In the material below, repeat only the lines from the one that holds "Output the text content of this document." through the final line, exactly as they stand.

* Begin Task input *

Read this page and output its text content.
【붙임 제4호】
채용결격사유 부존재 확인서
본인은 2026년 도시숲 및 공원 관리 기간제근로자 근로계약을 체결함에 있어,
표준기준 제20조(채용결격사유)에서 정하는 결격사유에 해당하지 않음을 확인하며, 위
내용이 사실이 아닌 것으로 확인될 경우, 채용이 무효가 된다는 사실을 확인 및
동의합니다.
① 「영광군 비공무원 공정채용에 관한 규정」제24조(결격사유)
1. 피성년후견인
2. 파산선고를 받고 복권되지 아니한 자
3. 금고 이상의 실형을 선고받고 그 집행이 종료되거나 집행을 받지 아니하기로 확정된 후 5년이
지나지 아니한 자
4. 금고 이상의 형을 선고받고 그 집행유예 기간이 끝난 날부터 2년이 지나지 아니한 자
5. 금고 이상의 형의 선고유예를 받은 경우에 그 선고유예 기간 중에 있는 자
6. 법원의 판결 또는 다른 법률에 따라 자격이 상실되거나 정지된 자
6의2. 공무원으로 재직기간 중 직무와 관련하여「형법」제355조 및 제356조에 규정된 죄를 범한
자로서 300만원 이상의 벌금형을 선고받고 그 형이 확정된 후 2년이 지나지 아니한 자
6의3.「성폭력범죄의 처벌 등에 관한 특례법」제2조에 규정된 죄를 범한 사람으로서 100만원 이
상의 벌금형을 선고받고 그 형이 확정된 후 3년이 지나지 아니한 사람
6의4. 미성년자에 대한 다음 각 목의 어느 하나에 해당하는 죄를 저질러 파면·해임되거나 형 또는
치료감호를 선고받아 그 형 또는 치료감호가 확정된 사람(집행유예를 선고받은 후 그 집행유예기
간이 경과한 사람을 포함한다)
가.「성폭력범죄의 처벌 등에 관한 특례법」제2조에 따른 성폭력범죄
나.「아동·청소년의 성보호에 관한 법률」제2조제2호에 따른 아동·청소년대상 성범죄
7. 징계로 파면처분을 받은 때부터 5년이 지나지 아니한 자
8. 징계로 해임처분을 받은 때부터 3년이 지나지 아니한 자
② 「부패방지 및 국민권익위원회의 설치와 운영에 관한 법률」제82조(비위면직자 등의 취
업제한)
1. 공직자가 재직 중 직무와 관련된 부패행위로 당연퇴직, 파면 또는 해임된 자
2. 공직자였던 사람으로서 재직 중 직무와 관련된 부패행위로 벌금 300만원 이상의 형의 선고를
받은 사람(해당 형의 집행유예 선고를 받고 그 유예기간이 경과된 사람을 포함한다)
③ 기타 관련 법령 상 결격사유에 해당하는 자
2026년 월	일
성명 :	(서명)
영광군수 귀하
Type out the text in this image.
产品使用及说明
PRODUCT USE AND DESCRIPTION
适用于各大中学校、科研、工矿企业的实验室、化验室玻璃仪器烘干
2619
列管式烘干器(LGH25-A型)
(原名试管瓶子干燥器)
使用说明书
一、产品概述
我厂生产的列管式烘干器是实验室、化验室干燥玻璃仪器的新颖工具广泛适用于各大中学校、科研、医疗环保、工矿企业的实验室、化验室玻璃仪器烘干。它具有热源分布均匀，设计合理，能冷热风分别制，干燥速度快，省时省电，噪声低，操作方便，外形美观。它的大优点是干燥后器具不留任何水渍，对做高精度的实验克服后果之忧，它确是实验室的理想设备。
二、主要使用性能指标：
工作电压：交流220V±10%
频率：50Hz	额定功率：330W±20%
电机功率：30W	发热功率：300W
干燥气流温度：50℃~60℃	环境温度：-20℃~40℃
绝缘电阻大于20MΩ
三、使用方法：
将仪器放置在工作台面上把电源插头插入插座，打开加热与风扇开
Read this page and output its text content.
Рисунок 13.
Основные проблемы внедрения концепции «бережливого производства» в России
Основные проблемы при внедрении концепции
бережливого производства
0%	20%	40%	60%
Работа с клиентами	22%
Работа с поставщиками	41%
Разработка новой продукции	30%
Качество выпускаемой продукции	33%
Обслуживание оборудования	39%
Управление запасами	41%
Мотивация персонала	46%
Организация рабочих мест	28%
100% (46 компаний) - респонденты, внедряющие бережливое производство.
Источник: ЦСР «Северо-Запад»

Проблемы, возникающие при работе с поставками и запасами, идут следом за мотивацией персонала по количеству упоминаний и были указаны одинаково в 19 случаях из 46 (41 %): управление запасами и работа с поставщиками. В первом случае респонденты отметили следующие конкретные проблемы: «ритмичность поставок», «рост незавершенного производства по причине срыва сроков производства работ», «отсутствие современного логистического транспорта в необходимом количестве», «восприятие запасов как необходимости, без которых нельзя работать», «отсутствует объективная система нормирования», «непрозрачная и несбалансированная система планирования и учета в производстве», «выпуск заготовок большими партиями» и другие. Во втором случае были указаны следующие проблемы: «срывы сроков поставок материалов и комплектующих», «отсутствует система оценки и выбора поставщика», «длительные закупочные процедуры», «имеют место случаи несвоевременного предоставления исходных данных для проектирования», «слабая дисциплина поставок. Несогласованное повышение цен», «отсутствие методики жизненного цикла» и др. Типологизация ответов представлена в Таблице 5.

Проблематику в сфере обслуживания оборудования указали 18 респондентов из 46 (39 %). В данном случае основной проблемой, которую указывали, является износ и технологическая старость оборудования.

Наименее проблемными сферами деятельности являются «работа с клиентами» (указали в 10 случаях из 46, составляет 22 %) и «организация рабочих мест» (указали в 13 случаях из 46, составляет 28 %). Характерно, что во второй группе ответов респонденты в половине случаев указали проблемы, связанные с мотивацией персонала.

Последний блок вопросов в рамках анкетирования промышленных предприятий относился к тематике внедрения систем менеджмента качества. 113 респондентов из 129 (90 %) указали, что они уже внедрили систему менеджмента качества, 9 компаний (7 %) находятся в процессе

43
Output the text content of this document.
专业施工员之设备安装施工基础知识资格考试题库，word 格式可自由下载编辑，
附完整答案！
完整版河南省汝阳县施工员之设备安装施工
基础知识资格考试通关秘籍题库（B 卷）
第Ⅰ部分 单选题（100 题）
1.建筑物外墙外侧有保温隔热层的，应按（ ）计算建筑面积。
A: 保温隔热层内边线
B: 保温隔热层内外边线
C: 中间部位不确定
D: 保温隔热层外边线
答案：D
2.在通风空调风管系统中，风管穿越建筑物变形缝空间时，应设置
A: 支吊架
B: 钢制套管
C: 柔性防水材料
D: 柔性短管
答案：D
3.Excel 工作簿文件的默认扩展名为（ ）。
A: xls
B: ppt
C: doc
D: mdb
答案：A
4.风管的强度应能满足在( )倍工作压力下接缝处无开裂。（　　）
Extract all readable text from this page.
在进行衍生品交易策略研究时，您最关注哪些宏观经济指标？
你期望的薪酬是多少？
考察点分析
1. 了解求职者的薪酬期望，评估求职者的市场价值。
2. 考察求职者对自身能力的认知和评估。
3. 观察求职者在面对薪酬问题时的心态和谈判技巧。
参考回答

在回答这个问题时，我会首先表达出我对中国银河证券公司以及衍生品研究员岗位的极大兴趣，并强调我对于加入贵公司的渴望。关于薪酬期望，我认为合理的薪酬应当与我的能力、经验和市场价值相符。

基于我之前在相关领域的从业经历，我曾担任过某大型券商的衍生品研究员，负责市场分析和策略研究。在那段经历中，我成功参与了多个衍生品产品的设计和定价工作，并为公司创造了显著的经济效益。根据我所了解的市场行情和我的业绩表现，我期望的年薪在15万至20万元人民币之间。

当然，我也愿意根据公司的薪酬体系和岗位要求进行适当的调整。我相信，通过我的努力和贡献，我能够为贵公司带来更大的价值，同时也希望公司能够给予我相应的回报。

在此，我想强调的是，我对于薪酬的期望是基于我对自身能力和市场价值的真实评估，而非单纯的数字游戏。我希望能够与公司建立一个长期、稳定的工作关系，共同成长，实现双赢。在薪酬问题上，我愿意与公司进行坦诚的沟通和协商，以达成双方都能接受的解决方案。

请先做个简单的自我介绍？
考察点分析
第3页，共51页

* End Task input *

Worked answer —
Output the text content of this document.
专业施工员之设备安装施工基础知识资格考试题库，word 格式可自由下载编辑，
附完整答案！
完整版河南省汝阳县施工员之设备安装施工
基础知识资格考试通关秘籍题库（B 卷）
第Ⅰ部分 单选题（100 题）
1.建筑物外墙外侧有保温隔热层的，应按（ ）计算建筑面积。
A: 保温隔热层内边线
B: 保温隔热层内外边线
C: 中间部位不确定
D: 保温隔热层外边线
答案：D
2.在通风空调风管系统中，风管穿越建筑物变形缝空间时，应设置
A: 支吊架
B: 钢制套管
C: 柔性防水材料
D: 柔性短管
答案：D
3.Excel 工作簿文件的默认扩展名为（ ）。
A: xls
B: ppt
C: doc
D: mdb
答案：A
4.风管的强度应能满足在( )倍工作压力下接缝处无开裂。（　　）
Extract all readable text from this page.
在进行衍生品交易策略研究时，您最关注哪些宏观经济指标？
你期望的薪酬是多少？
考察点分析
1. 了解求职者的薪酬期望，评估求职者的市场价值。
2. 考察求职者对自身能力的认知和评估。
3. 观察求职者在面对薪酬问题时的心态和谈判技巧。
参考回答

在回答这个问题时，我会首先表达出我对中国银河证券公司以及衍生品研究员岗位的极大兴趣，并强调我对于加入贵公司的渴望。关于薪酬期望，我认为合理的薪酬应当与我的能力、经验和市场价值相符。

基于我之前在相关领域的从业经历，我曾担任过某大型券商的衍生品研究员，负责市场分析和策略研究。在那段经历中，我成功参与了多个衍生品产品的设计和定价工作，并为公司创造了显著的经济效益。根据我所了解的市场行情和我的业绩表现，我期望的年薪在15万至20万元人民币之间。

当然，我也愿意根据公司的薪酬体系和岗位要求进行适当的调整。我相信，通过我的努力和贡献，我能够为贵公司带来更大的价值，同时也希望公司能够给予我相应的回报。

在此，我想强调的是，我对于薪酬的期望是基于我对自身能力和市场价值的真实评估，而非单纯的数字游戏。我希望能够与公司建立一个长期、稳定的工作关系，共同成长，实现双赢。在薪酬问题上，我愿意与公司进行坦诚的沟通和协商，以达成双方都能接受的解决方案。

请先做个简单的自我介绍？
考察点分析
第3页，共51页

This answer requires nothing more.